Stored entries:
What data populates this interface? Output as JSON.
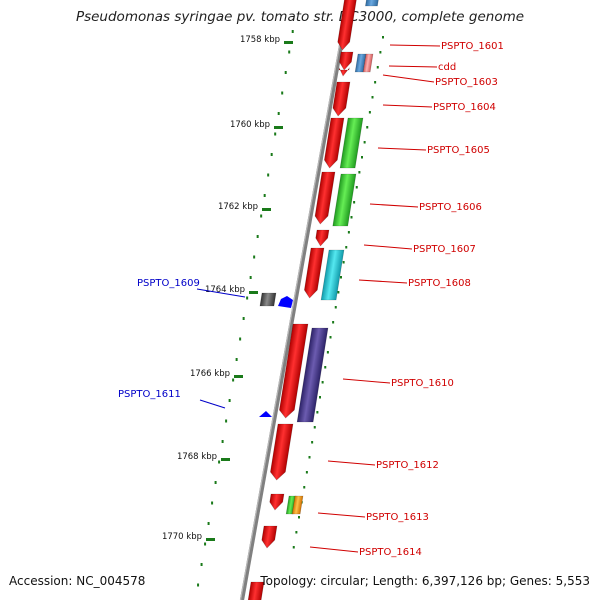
{
  "title": "Pseudomonas syringae pv. tomato str. DC3000, complete genome",
  "footer": {
    "accession": "Accession: NC_004578",
    "topology": "Topology: circular; Length: 6,397,126 bp; Genes: 5,553"
  },
  "colors": {
    "forward_red": "#e80000",
    "label_red": "#d00000",
    "label_blue": "#0000c8",
    "tick_green": "#1a7a1a",
    "backbone_gray": "#808080",
    "cog_green": "#33cc33",
    "cog_cyan": "#22c8d8",
    "cog_purple": "#4b3c8c",
    "cog_gray": "#555555",
    "cog_orange": "#ff9900",
    "cog_pink": "#ee8080",
    "cog_lightblue": "#4aa8e0",
    "strand_blue": "#0000ff"
  },
  "scale": {
    "unit": "kbp",
    "ticks": [
      "1758 kbp",
      "1760 kbp",
      "1762 kbp",
      "1764 kbp",
      "1766 kbp",
      "1768 kbp",
      "1770 kbp"
    ]
  },
  "gene_labels": {
    "right": [
      "PSPTO_1601",
      "cdd",
      "PSPTO_1603",
      "PSPTO_1604",
      "PSPTO_1605",
      "PSPTO_1606",
      "PSPTO_1607",
      "PSPTO_1608",
      "PSPTO_1610",
      "PSPTO_1612",
      "PSPTO_1613",
      "PSPTO_1614"
    ],
    "left": [
      "PSPTO_1609",
      "PSPTO_1611"
    ]
  }
}
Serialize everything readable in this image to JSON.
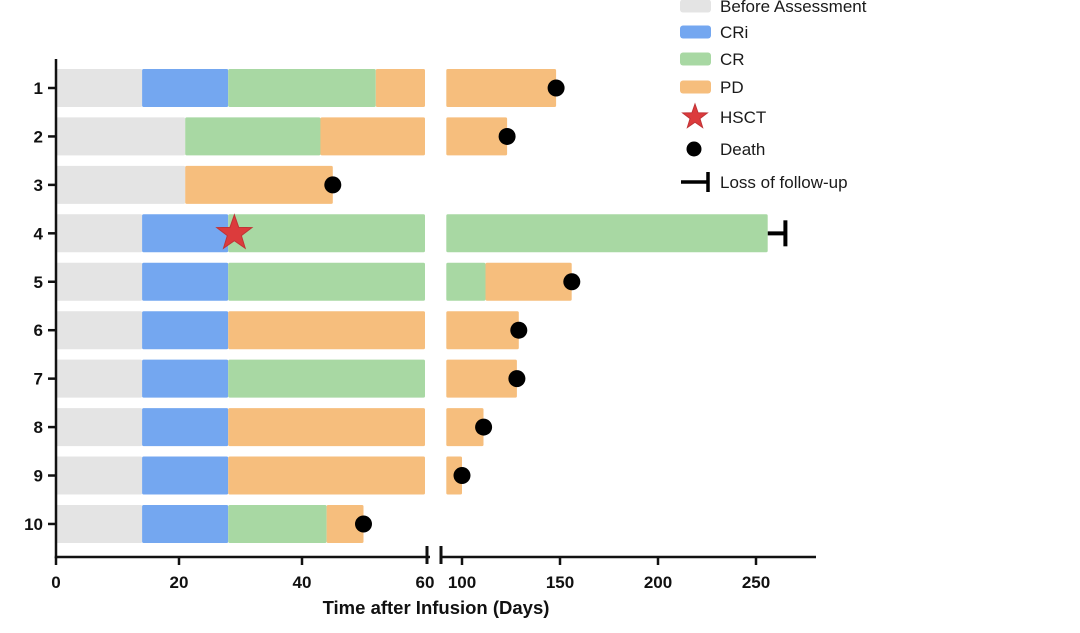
{
  "chart_data": {
    "type": "bar",
    "subtype": "swimmer-plot-broken-axis",
    "title": "",
    "xlabel": "Time after Infusion (Days)",
    "ylabel": "",
    "axis": {
      "left_segment": {
        "ticks": [
          0,
          20,
          40,
          60
        ],
        "domain": [
          0,
          60
        ]
      },
      "right_segment": {
        "ticks": [
          100,
          150,
          200,
          250
        ],
        "domain": [
          92,
          282
        ]
      },
      "break_between": [
        60,
        92
      ],
      "grid": false
    },
    "colors": {
      "before_assessment": "#E4E4E4",
      "cri": "#74A7F0",
      "cr": "#A8D8A3",
      "pd": "#F6BE7D",
      "hsct_star": "#DC3B3C",
      "death_dot": "#000000",
      "axis": "#111111"
    },
    "legend": [
      {
        "label": "Before Assessment",
        "glyph": "swatch",
        "color": "#E4E4E4"
      },
      {
        "label": "CRi",
        "glyph": "swatch",
        "color": "#74A7F0"
      },
      {
        "label": "CR",
        "glyph": "swatch",
        "color": "#A8D8A3"
      },
      {
        "label": "PD",
        "glyph": "swatch",
        "color": "#F6BE7D"
      },
      {
        "label": "HSCT",
        "glyph": "star",
        "color": "#DC3B3C"
      },
      {
        "label": "Death",
        "glyph": "dot",
        "color": "#000000"
      },
      {
        "label": "Loss of follow-up",
        "glyph": "tbar",
        "color": "#000000"
      }
    ],
    "legend_position": "top-right",
    "patients": [
      {
        "id": "1",
        "segments": [
          {
            "status": "Before Assessment",
            "start": 0,
            "end": 14
          },
          {
            "status": "CRi",
            "start": 14,
            "end": 28
          },
          {
            "status": "CR",
            "start": 28,
            "end": 52
          },
          {
            "status": "PD",
            "start": 52,
            "end": 148
          }
        ],
        "events": [
          {
            "type": "Death",
            "day": 148
          }
        ]
      },
      {
        "id": "2",
        "segments": [
          {
            "status": "Before Assessment",
            "start": 0,
            "end": 21
          },
          {
            "status": "CR",
            "start": 21,
            "end": 43
          },
          {
            "status": "PD",
            "start": 43,
            "end": 123
          }
        ],
        "events": [
          {
            "type": "Death",
            "day": 123
          }
        ]
      },
      {
        "id": "3",
        "segments": [
          {
            "status": "Before Assessment",
            "start": 0,
            "end": 21
          },
          {
            "status": "PD",
            "start": 21,
            "end": 45
          }
        ],
        "events": [
          {
            "type": "Death",
            "day": 45
          }
        ]
      },
      {
        "id": "4",
        "segments": [
          {
            "status": "Before Assessment",
            "start": 0,
            "end": 14
          },
          {
            "status": "CRi",
            "start": 14,
            "end": 28
          },
          {
            "status": "CR",
            "start": 28,
            "end": 256
          }
        ],
        "events": [
          {
            "type": "HSCT",
            "day": 29
          },
          {
            "type": "Loss of follow-up",
            "day": 265
          }
        ]
      },
      {
        "id": "5",
        "segments": [
          {
            "status": "Before Assessment",
            "start": 0,
            "end": 14
          },
          {
            "status": "CRi",
            "start": 14,
            "end": 28
          },
          {
            "status": "CR",
            "start": 28,
            "end": 112
          },
          {
            "status": "PD",
            "start": 112,
            "end": 156
          }
        ],
        "events": [
          {
            "type": "Death",
            "day": 156
          }
        ]
      },
      {
        "id": "6",
        "segments": [
          {
            "status": "Before Assessment",
            "start": 0,
            "end": 14
          },
          {
            "status": "CRi",
            "start": 14,
            "end": 28
          },
          {
            "status": "PD",
            "start": 28,
            "end": 129
          }
        ],
        "events": [
          {
            "type": "Death",
            "day": 129
          }
        ]
      },
      {
        "id": "7",
        "segments": [
          {
            "status": "Before Assessment",
            "start": 0,
            "end": 14
          },
          {
            "status": "CRi",
            "start": 14,
            "end": 28
          },
          {
            "status": "CR",
            "start": 28,
            "end": 60
          },
          {
            "status": "PD",
            "start": 60,
            "end": 128
          }
        ],
        "events": [
          {
            "type": "Death",
            "day": 128
          }
        ]
      },
      {
        "id": "8",
        "segments": [
          {
            "status": "Before Assessment",
            "start": 0,
            "end": 14
          },
          {
            "status": "CRi",
            "start": 14,
            "end": 28
          },
          {
            "status": "PD",
            "start": 28,
            "end": 111
          }
        ],
        "events": [
          {
            "type": "Death",
            "day": 111
          }
        ]
      },
      {
        "id": "9",
        "segments": [
          {
            "status": "Before Assessment",
            "start": 0,
            "end": 14
          },
          {
            "status": "CRi",
            "start": 14,
            "end": 28
          },
          {
            "status": "PD",
            "start": 28,
            "end": 100
          }
        ],
        "events": [
          {
            "type": "Death",
            "day": 100
          }
        ]
      },
      {
        "id": "10",
        "segments": [
          {
            "status": "Before Assessment",
            "start": 0,
            "end": 14
          },
          {
            "status": "CRi",
            "start": 14,
            "end": 28
          },
          {
            "status": "CR",
            "start": 28,
            "end": 44
          },
          {
            "status": "PD",
            "start": 44,
            "end": 50
          }
        ],
        "events": [
          {
            "type": "Death",
            "day": 50
          }
        ]
      }
    ]
  }
}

DIRECTIONS FOR THIS TASK -
Exactly as written, return each line above and leave the pictures behind.

WRITTEN SOLUTION -
What data populates this interface? Output as JSON.
{
  "title": "Pseudomonas syringae pv. tomato str. DC3000, complete genome",
  "footer": {
    "accession": "Accession: NC_004578",
    "topology": "Topology: circular; Length: 6,397,126 bp; Genes: 5,553"
  },
  "colors": {
    "forward_red": "#e80000",
    "label_red": "#d00000",
    "label_blue": "#0000c8",
    "tick_green": "#1a7a1a",
    "backbone_gray": "#808080",
    "cog_green": "#33cc33",
    "cog_cyan": "#22c8d8",
    "cog_purple": "#4b3c8c",
    "cog_gray": "#555555",
    "cog_orange": "#ff9900",
    "cog_pink": "#ee8080",
    "cog_lightblue": "#4aa8e0",
    "strand_blue": "#0000ff"
  },
  "scale": {
    "unit": "kbp",
    "ticks": [
      "1758 kbp",
      "1760 kbp",
      "1762 kbp",
      "1764 kbp",
      "1766 kbp",
      "1768 kbp",
      "1770 kbp"
    ]
  },
  "gene_labels": {
    "right": [
      "PSPTO_1601",
      "cdd",
      "PSPTO_1603",
      "PSPTO_1604",
      "PSPTO_1605",
      "PSPTO_1606",
      "PSPTO_1607",
      "PSPTO_1608",
      "PSPTO_1610",
      "PSPTO_1612",
      "PSPTO_1613",
      "PSPTO_1614"
    ],
    "left": [
      "PSPTO_1609",
      "PSPTO_1611"
    ]
  }
}
Serialize everything readable in this image to JSON.
{
  "chart_data": {
    "type": "bar",
    "subtype": "swimmer-plot-broken-axis",
    "title": "",
    "xlabel": "Time after Infusion (Days)",
    "ylabel": "",
    "axis": {
      "left_segment": {
        "ticks": [
          0,
          20,
          40,
          60
        ],
        "domain": [
          0,
          60
        ]
      },
      "right_segment": {
        "ticks": [
          100,
          150,
          200,
          250
        ],
        "domain": [
          92,
          282
        ]
      },
      "break_between": [
        60,
        92
      ],
      "grid": false
    },
    "colors": {
      "before_assessment": "#E4E4E4",
      "cri": "#74A7F0",
      "cr": "#A8D8A3",
      "pd": "#F6BE7D",
      "hsct_star": "#DC3B3C",
      "death_dot": "#000000",
      "axis": "#111111"
    },
    "legend": [
      {
        "label": "Before Assessment",
        "glyph": "swatch",
        "color": "#E4E4E4"
      },
      {
        "label": "CRi",
        "glyph": "swatch",
        "color": "#74A7F0"
      },
      {
        "label": "CR",
        "glyph": "swatch",
        "color": "#A8D8A3"
      },
      {
        "label": "PD",
        "glyph": "swatch",
        "color": "#F6BE7D"
      },
      {
        "label": "HSCT",
        "glyph": "star",
        "color": "#DC3B3C"
      },
      {
        "label": "Death",
        "glyph": "dot",
        "color": "#000000"
      },
      {
        "label": "Loss of follow-up",
        "glyph": "tbar",
        "color": "#000000"
      }
    ],
    "legend_position": "top-right",
    "patients": [
      {
        "id": "1",
        "segments": [
          {
            "status": "Before Assessment",
            "start": 0,
            "end": 14
          },
          {
            "status": "CRi",
            "start": 14,
            "end": 28
          },
          {
            "status": "CR",
            "start": 28,
            "end": 52
          },
          {
            "status": "PD",
            "start": 52,
            "end": 148
          }
        ],
        "events": [
          {
            "type": "Death",
            "day": 148
          }
        ]
      },
      {
        "id": "2",
        "segments": [
          {
            "status": "Before Assessment",
            "start": 0,
            "end": 21
          },
          {
            "status": "CR",
            "start": 21,
            "end": 43
          },
          {
            "status": "PD",
            "start": 43,
            "end": 123
          }
        ],
        "events": [
          {
            "type": "Death",
            "day": 123
          }
        ]
      },
      {
        "id": "3",
        "segments": [
          {
            "status": "Before Assessment",
            "start": 0,
            "end": 21
          },
          {
            "status": "PD",
            "start": 21,
            "end": 45
          }
        ],
        "events": [
          {
            "type": "Death",
            "day": 45
          }
        ]
      },
      {
        "id": "4",
        "segments": [
          {
            "status": "Before Assessment",
            "start": 0,
            "end": 14
          },
          {
            "status": "CRi",
            "start": 14,
            "end": 28
          },
          {
            "status": "CR",
            "start": 28,
            "end": 256
          }
        ],
        "events": [
          {
            "type": "HSCT",
            "day": 29
          },
          {
            "type": "Loss of follow-up",
            "day": 265
          }
        ]
      },
      {
        "id": "5",
        "segments": [
          {
            "status": "Before Assessment",
            "start": 0,
            "end": 14
          },
          {
            "status": "CRi",
            "start": 14,
            "end": 28
          },
          {
            "status": "CR",
            "start": 28,
            "end": 112
          },
          {
            "status": "PD",
            "start": 112,
            "end": 156
          }
        ],
        "events": [
          {
            "type": "Death",
            "day": 156
          }
        ]
      },
      {
        "id": "6",
        "segments": [
          {
            "status": "Before Assessment",
            "start": 0,
            "end": 14
          },
          {
            "status": "CRi",
            "start": 14,
            "end": 28
          },
          {
            "status": "PD",
            "start": 28,
            "end": 129
          }
        ],
        "events": [
          {
            "type": "Death",
            "day": 129
          }
        ]
      },
      {
        "id": "7",
        "segments": [
          {
            "status": "Before Assessment",
            "start": 0,
            "end": 14
          },
          {
            "status": "CRi",
            "start": 14,
            "end": 28
          },
          {
            "status": "CR",
            "start": 28,
            "end": 60
          },
          {
            "status": "PD",
            "start": 60,
            "end": 128
          }
        ],
        "events": [
          {
            "type": "Death",
            "day": 128
          }
        ]
      },
      {
        "id": "8",
        "segments": [
          {
            "status": "Before Assessment",
            "start": 0,
            "end": 14
          },
          {
            "status": "CRi",
            "start": 14,
            "end": 28
          },
          {
            "status": "PD",
            "start": 28,
            "end": 111
          }
        ],
        "events": [
          {
            "type": "Death",
            "day": 111
          }
        ]
      },
      {
        "id": "9",
        "segments": [
          {
            "status": "Before Assessment",
            "start": 0,
            "end": 14
          },
          {
            "status": "CRi",
            "start": 14,
            "end": 28
          },
          {
            "status": "PD",
            "start": 28,
            "end": 100
          }
        ],
        "events": [
          {
            "type": "Death",
            "day": 100
          }
        ]
      },
      {
        "id": "10",
        "segments": [
          {
            "status": "Before Assessment",
            "start": 0,
            "end": 14
          },
          {
            "status": "CRi",
            "start": 14,
            "end": 28
          },
          {
            "status": "CR",
            "start": 28,
            "end": 44
          },
          {
            "status": "PD",
            "start": 44,
            "end": 50
          }
        ],
        "events": [
          {
            "type": "Death",
            "day": 50
          }
        ]
      }
    ]
  }
}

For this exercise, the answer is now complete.